Dataset entries START

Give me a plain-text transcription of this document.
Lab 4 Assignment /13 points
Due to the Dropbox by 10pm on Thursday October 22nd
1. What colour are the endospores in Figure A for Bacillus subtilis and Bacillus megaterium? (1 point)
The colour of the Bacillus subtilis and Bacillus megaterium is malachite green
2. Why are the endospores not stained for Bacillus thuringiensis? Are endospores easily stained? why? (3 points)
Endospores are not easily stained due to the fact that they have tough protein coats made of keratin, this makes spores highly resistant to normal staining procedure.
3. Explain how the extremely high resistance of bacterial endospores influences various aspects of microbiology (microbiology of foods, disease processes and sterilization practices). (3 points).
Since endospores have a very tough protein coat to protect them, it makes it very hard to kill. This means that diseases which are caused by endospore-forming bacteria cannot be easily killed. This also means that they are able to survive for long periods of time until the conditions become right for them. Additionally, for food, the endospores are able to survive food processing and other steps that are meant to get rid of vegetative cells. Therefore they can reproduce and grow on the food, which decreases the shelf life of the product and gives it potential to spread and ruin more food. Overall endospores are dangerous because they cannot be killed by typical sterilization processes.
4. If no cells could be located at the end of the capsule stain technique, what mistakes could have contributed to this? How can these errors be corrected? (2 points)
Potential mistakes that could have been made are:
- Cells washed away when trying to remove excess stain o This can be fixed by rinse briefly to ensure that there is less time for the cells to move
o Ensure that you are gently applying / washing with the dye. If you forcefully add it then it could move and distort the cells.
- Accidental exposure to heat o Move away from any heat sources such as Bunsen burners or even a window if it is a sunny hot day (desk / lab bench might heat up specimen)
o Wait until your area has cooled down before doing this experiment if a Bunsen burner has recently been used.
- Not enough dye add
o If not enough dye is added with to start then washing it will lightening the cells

Dataset entries END

__What is being asked__
Repeat each of the entries above precisely as given.

__Written answer__
Give me a plain-text transcription of this document.
Lab 4 Assignment /13 points
Due to the Dropbox by 10pm on Thursday October 22nd
1. What colour are the endospores in Figure A for Bacillus subtilis and Bacillus megaterium? (1 point)
The colour of the Bacillus subtilis and Bacillus megaterium is malachite green
2. Why are the endospores not stained for Bacillus thuringiensis? Are endospores easily stained? why? (3 points)
Endospores are not easily stained due to the fact that they have tough protein coats made of keratin, this makes spores highly resistant to normal staining procedure.
3. Explain how the extremely high resistance of bacterial endospores influences various aspects of microbiology (microbiology of foods, disease processes and sterilization practices). (3 points).
Since endospores have a very tough protein coat to protect them, it makes it very hard to kill. This means that diseases which are caused by endospore-forming bacteria cannot be easily killed. This also means that they are able to survive for long periods of time until the conditions become right for them. Additionally, for food, the endospores are able to survive food processing and other steps that are meant to get rid of vegetative cells. Therefore they can reproduce and grow on the food, which decreases the shelf life of the product and gives it potential to spread and ruin more food. Overall endospores are dangerous because they cannot be killed by typical sterilization processes.
4. If no cells could be located at the end of the capsule stain technique, what mistakes could have contributed to this? How can these errors be corrected? (2 points)
Potential mistakes that could have been made are:
- Cells washed away when trying to remove excess stain o This can be fixed by rinse briefly to ensure that there is less time for the cells to move
o Ensure that you are gently applying / washing with the dye. If you forcefully add it then it could move and distort the cells.
- Accidental exposure to heat o Move away from any heat sources such as Bunsen burners or even a window if it is a sunny hot day (desk / lab bench might heat up specimen)
o Wait until your area has cooled down before doing this experiment if a Bunsen burner has recently been used.
- Not enough dye add
o If not enough dye is added with to start then washing it will lightening the cells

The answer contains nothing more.